Selection:
Asian elephant (born 1985)

Kaavan (born 1985) is a male Asian elephant known as the "world's loneliest elephant" since his partner, 22-year-old Saheli, died in 2012. Kaavan was gifted by the government of Sri Lanka to Pakistan in 1985. He remained at the Islamabad Zoo until November 2020, when he was moved to a sanctuary in Cambodia, in response to a campaign launched by local and international animal rights activists, led by American singer Cher.

In May 2020, the Islamabad High Court ordered Kaavan to be released.

==Biography==
Kaavan was born in Sri Lanka in 1985 and was kept at Pinnawala Elephant Orphanage. The Sri Lankan government gifted him to then-President of Pakistan, Muhammad Zia-ul-Haq, when Kaavan was one year old. The elephant was kept at the Islamabad Zoo and remained as the only Asian elephant living in Pakistan. An elephant named Saheli was brought from Bangladesh in 1990 as Kaavan's partner until her death in 2012.

Instruction 1: Reproduce the part of the Kaavan article that begins with the words containing "Kaavan (born 1985)" and ends with "to be released.".
Instruction 2: According to the Kaavan article, why has Kaavan been called the "world's loneliest elephant"? Answer in one to three sentences.
These records have nothing to do with the work here.

Spatial annotation records:
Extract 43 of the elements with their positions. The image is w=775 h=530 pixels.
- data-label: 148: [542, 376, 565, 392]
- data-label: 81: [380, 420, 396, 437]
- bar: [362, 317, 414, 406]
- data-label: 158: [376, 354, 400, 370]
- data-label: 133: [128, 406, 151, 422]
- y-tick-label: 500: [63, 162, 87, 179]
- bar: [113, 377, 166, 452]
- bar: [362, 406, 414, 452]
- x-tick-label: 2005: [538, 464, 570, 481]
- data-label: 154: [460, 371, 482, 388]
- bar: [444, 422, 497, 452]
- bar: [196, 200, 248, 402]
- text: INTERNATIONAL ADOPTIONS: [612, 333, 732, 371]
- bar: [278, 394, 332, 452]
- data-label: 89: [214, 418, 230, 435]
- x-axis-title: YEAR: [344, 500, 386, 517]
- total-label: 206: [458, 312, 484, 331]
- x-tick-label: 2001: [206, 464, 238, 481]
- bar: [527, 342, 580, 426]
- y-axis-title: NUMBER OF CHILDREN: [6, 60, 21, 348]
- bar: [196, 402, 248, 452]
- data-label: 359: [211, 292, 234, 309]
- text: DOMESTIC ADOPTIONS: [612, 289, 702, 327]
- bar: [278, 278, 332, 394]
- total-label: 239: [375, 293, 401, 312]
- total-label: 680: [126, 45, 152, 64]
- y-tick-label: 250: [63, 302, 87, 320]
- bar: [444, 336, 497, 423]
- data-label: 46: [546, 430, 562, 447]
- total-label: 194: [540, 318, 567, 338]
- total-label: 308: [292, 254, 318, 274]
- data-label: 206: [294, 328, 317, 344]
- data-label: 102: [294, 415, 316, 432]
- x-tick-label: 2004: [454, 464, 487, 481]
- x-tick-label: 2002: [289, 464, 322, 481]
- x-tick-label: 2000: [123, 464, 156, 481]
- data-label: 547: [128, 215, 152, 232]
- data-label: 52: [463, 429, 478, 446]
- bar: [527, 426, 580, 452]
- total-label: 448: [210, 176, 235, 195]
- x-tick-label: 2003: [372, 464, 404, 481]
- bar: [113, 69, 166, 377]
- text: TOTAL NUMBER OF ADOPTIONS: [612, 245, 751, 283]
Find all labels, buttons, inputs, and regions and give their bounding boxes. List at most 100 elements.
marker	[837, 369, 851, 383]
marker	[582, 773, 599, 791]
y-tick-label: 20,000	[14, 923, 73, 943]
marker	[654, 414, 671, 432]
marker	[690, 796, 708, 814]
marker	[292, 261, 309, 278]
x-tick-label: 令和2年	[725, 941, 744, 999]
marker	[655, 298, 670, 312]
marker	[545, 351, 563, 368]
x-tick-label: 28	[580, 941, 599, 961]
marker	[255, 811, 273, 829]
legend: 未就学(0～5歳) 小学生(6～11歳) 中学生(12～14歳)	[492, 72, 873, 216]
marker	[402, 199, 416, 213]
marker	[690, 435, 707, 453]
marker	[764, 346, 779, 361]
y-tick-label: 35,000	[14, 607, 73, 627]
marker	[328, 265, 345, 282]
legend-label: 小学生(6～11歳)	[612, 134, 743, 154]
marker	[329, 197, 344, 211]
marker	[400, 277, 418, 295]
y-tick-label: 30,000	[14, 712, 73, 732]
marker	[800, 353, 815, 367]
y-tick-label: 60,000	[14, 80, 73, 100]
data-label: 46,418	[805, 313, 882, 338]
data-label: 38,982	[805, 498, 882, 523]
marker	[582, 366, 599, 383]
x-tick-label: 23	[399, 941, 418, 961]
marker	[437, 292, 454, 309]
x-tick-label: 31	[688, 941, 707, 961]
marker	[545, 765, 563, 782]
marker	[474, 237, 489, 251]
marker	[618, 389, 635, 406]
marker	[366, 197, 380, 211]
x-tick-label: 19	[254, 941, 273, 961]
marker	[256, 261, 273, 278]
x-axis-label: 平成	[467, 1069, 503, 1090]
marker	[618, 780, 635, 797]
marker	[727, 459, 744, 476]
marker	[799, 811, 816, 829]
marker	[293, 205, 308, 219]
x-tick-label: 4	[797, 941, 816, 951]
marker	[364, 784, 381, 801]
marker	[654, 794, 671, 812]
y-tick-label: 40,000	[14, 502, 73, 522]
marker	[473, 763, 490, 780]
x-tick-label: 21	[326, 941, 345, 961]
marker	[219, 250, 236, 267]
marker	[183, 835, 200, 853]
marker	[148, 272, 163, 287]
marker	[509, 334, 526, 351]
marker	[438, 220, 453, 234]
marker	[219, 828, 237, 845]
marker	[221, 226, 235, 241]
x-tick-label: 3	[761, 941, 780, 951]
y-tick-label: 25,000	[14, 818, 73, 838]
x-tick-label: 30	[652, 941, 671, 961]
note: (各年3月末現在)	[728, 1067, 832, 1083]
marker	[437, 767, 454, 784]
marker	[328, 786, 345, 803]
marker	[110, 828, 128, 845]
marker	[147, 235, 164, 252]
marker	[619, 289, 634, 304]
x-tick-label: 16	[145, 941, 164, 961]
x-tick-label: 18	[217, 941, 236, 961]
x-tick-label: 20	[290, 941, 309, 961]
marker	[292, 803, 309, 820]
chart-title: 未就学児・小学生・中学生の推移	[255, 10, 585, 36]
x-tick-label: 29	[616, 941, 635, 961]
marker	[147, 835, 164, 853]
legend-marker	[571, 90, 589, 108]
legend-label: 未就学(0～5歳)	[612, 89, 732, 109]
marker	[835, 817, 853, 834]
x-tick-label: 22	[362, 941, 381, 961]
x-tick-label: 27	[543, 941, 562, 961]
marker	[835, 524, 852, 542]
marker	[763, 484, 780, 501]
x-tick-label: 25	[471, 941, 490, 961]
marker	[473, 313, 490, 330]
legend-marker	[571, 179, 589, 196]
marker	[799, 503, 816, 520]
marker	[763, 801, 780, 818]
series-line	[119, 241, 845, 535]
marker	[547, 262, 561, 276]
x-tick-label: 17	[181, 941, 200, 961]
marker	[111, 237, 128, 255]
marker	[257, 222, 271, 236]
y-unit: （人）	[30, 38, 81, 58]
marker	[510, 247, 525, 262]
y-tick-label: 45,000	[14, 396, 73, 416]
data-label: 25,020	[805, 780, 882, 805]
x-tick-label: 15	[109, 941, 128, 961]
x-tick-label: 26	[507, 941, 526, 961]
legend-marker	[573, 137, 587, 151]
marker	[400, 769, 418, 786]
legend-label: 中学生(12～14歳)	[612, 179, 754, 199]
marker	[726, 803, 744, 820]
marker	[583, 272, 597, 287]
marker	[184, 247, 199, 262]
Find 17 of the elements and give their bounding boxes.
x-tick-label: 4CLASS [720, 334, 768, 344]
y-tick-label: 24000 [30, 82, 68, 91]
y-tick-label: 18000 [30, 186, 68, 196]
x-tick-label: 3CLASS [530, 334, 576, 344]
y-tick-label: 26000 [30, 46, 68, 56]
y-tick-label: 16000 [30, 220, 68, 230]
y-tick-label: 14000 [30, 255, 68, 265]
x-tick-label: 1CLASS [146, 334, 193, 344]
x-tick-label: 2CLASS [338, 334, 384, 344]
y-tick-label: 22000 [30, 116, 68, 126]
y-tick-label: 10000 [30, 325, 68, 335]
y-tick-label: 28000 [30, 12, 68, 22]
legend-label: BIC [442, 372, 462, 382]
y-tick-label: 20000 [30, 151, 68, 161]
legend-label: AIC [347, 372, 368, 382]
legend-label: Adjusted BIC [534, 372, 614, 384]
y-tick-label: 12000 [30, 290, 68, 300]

Correct response 1:
Kaavan (born 1985) is a male Asian elephant known as the "world's loneliest elephant" since his partner, 22-year-old Saheli, died in 2012. Kaavan was gifted by the government of Sri Lanka to Pakistan in 1985. He remained at the Islamabad Zoo until November 2020, when he was moved to a sanctuary in Cambodia, in response to a campaign launched by local and international animal rights activists, led by American singer Cher.

In May 2020, the Islamabad High Court ordered Kaavan to be released.

Correct response 2: Kaavan has been called the "world's loneliest elephant" since his partner, Saheli, died in 2012. She was 22 years old when she died.